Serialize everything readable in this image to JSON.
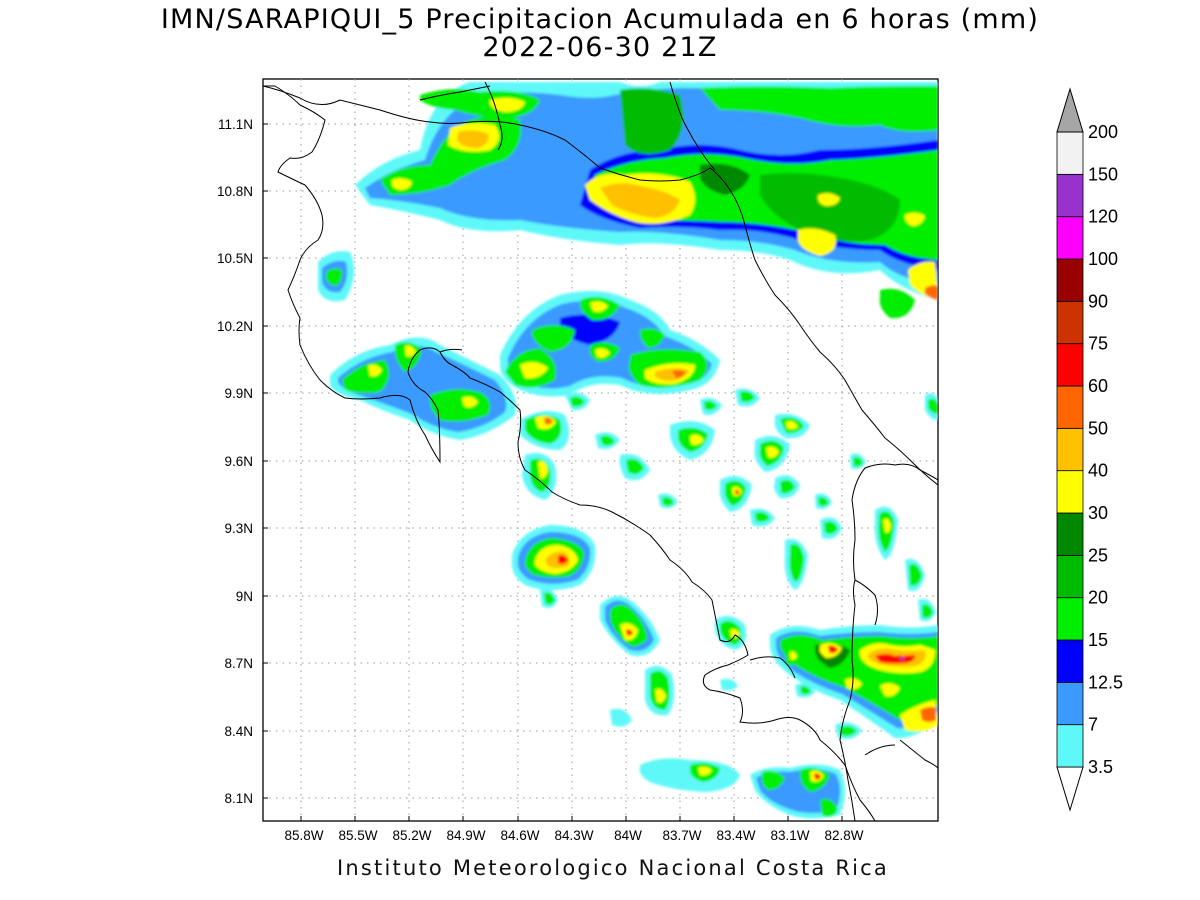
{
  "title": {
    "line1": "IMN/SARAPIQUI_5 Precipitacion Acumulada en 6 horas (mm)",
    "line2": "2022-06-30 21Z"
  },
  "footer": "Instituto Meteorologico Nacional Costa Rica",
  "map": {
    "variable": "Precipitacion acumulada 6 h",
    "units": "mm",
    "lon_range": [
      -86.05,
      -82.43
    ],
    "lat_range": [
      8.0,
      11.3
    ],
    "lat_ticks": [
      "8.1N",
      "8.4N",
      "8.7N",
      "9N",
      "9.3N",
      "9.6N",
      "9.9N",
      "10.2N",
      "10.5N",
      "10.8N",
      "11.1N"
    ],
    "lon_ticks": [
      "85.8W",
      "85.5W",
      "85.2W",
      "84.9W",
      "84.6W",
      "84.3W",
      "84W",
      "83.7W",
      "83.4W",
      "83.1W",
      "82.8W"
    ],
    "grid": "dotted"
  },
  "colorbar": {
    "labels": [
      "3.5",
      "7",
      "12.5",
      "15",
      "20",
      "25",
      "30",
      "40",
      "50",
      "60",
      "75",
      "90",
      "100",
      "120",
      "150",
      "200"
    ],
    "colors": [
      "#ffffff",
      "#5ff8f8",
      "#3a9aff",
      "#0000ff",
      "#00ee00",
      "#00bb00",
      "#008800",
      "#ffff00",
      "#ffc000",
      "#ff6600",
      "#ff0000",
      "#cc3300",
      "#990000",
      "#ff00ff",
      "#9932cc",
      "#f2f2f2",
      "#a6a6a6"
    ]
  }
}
------------------------------------------------
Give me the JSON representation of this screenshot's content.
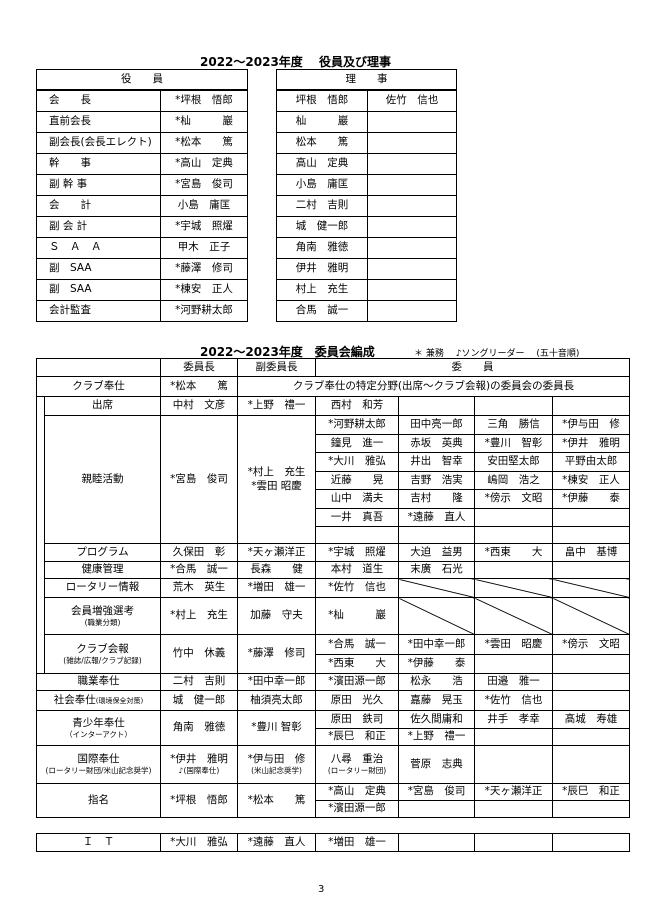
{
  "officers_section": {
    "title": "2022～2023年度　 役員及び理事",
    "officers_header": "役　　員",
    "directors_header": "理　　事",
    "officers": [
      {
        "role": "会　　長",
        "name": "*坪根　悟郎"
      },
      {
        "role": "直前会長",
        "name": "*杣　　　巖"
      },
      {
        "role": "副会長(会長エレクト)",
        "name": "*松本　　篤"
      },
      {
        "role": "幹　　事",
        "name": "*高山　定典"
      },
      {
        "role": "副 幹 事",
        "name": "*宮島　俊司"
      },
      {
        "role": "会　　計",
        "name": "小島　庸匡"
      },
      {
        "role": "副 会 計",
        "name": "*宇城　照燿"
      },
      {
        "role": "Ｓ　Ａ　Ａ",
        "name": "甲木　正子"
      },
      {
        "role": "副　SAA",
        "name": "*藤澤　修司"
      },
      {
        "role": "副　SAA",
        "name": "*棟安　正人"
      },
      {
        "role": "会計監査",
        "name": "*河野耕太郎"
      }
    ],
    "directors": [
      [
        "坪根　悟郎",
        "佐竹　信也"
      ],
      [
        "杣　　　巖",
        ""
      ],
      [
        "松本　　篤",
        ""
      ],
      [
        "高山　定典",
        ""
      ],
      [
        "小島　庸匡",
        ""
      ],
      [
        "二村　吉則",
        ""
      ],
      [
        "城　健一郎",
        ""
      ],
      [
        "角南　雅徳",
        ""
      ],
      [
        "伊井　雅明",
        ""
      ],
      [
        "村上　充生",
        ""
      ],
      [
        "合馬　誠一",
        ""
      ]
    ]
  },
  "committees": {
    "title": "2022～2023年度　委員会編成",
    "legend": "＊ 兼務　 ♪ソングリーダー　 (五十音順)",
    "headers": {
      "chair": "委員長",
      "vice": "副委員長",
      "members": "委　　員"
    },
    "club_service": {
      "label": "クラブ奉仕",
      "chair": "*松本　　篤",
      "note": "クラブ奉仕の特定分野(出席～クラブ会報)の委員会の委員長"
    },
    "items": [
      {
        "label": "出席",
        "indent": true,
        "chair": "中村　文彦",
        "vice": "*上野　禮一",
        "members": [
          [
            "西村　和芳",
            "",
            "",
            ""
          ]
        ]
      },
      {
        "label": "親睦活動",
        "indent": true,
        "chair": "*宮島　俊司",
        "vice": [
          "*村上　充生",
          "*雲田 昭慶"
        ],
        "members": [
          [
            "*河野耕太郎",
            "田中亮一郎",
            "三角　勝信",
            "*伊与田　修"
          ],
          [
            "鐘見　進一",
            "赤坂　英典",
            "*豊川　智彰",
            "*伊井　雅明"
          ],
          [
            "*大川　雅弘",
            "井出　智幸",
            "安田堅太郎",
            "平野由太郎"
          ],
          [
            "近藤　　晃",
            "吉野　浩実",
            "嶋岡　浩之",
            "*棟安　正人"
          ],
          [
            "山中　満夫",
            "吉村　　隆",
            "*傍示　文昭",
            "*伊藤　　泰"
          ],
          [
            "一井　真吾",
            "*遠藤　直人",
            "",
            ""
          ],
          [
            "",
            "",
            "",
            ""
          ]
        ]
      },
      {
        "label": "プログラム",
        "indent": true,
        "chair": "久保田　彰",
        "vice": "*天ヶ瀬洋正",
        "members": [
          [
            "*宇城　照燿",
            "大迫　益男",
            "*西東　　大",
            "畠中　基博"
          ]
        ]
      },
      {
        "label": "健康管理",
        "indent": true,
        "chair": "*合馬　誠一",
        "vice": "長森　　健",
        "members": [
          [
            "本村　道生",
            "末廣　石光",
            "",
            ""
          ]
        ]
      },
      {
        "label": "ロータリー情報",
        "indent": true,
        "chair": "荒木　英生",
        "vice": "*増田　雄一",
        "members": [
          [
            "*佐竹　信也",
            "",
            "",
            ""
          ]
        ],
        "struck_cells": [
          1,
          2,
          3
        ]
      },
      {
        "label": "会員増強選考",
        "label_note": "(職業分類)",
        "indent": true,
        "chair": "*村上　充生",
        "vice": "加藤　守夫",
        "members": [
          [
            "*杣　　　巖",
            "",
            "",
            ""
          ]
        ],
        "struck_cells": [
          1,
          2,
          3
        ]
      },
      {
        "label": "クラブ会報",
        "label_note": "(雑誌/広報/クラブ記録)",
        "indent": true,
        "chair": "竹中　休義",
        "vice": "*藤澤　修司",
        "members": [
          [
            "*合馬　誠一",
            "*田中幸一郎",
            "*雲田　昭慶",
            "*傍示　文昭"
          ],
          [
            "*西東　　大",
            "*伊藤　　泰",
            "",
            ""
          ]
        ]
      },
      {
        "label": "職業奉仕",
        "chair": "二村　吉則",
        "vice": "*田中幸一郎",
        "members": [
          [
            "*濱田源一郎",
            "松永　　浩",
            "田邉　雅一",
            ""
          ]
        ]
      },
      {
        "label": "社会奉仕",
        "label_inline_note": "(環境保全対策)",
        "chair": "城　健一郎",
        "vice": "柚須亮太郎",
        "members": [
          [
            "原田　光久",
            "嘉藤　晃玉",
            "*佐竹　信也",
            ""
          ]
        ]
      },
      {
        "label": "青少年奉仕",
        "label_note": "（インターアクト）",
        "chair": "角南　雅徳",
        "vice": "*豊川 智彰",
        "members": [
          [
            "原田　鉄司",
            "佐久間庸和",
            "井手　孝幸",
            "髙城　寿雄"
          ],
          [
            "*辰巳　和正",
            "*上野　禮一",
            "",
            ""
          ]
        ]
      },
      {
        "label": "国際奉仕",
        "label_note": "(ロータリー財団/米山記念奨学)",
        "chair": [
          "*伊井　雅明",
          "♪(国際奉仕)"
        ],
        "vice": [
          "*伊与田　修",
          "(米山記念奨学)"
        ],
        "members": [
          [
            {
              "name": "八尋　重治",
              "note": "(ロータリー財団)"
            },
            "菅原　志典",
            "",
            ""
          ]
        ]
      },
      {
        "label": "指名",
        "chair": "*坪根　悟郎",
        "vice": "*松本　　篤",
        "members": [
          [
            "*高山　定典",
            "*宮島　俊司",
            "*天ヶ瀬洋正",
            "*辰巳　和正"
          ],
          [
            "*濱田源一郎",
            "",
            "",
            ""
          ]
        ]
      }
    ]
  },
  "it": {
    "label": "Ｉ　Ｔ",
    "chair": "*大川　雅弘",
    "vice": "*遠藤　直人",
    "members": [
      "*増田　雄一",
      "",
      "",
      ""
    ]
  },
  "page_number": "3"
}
------------------------------------------------
**EXERCISE GOAL:** Which lines hold the word "クラブ会報"? Copy all of them.

**CORRECT RESULT:**
      "note": "クラブ奉仕の特定分野(出席～クラブ会報)の委員会の委員長"
        "label": "クラブ会報",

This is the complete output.